Die erste Hälfte des Filmes ist besser als die zweite. Hier erkennt man, dass es dem Film mehr als nur um eine Geschichte aus dem Kalten Krieg geht. Die eingangs gestellten Fragen, werden hier in der Figur Donovans im Sinne einer unbedingten Geltung der Rechtsstaatlichkeit beantwortet. Die Welt weiß, dass sich die USA nach den Anschlägen vom 11. September 2001 für einen anderen Weg entschieden haben, wovon das Lager von Guantanamo das augenfälligste Zeugnis ist.
In der zweiten Hälfte flacht der Film leider etwas ab. Der Zuschauer sieht Donovan dabei zu, wie er versucht mit der Kälte und den unklaren Zuständigkeiten zwischen der UdSSR und der DDR in Berlin zurechtzukommen. Die DDR-Beamten reden schnarrend und wirken dumm, die Sowjets überdecken mit schmieriger Überkorrektheit, das absolut Böse, das in ihnen vermutet wird. Es ist schade, dass der Film, sich dieser Klischees bedient und kein differenzierteres Bild seiner Nebenfiguren zeichnet. Einige der Dekors in Berlin wirken zudem aufgesetzt wie eine schlechte Theaterkulisse.

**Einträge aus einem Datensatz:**
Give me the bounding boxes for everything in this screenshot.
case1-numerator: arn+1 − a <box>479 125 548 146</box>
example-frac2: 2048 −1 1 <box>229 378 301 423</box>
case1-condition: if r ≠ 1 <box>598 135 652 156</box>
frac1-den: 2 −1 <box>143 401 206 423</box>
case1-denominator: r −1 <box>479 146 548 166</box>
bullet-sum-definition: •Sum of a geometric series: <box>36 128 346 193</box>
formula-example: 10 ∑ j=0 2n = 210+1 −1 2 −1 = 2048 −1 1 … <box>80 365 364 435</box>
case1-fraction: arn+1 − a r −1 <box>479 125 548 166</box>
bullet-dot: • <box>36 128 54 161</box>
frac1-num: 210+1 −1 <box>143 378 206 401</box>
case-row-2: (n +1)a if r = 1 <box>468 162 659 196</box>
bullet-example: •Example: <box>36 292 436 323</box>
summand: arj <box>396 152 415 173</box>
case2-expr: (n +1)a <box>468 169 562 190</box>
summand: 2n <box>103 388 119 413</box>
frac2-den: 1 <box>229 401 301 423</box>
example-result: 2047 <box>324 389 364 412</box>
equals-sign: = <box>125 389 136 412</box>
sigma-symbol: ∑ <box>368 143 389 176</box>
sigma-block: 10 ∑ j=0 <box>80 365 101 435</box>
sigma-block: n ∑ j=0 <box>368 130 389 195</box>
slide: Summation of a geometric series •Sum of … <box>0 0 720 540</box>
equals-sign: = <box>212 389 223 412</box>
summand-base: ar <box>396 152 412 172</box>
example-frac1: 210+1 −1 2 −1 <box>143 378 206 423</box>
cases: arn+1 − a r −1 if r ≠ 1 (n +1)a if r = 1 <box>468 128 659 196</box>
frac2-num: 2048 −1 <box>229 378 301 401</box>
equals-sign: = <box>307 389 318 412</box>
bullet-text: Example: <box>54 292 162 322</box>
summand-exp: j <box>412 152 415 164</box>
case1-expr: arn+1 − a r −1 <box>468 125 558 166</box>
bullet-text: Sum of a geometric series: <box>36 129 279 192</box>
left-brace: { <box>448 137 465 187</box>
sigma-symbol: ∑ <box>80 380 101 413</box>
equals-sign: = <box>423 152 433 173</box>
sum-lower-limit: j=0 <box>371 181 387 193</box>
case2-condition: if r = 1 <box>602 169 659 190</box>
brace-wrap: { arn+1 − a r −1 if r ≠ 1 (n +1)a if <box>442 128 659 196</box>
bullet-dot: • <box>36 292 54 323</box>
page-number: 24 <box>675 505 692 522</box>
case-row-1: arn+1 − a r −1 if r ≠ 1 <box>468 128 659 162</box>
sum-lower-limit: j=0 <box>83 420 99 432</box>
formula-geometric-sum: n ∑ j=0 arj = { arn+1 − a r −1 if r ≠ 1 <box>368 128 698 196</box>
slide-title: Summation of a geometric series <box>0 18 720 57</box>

**Zu erledigende Aufgaben:**
1) Beantworten Sie anhand der Filmbesprechung diese Fragen:
(a) Welches Lager gilt laut der Filmbesprechung als augenfälligstes Zeugnis für den anderen Weg der USA nach dem 11. September 2001?
(b) Wie reden die DDR-Beamten laut der Filmbesprechung?
(c) Womit werden einige der Dekors in Berlin verglichen?
2) Führen Sie die Filmbesprechung im Anschluss an ihren letzten Satz mit einigen weiteren Sätzen fort.

**Antworten je Aufgabe:**
1)
(a) Das Lager von Guantanamo.
(b) Sie reden schnarrend.
(c) Mit einer schlechten Theaterkulisse.

2)
Das Drehbuch von Matt Charman wurde von Ethan und Joel Coen überarbeitet, die als Autoren- und Regieteam so großartige Filme „The Big Lebowski“ oder „No Country for Old Men“ hervorgebracht haben. So haben wir nun einen Steven Spielberg-Film mit einigen Coen-Brüder-Momenten. Ein paar skurrile Figuren und Situationen, die den Film auflockern, ihm aber letztlich nicht immer dienlich sind. Einer der seltenen Spielberg-Momente findet sich gegen Schluss, als Donovan durch ein Zugfenster in New York beobachtet, wie junge Leute über Zäune, die mehrere Hinterhöfe voneinander trennen, klettern. Er erinnert sich dabei, wie er in Berlin von der S-Bahn aus beobachteten musste, wie DDR-Bürger versucht haben, die Berliner Mauer zu überwinden und dabei von Grenzern erschossen wurden. Was in New York ein Streich sein mag, endete an der Berliner Mauer tödlich.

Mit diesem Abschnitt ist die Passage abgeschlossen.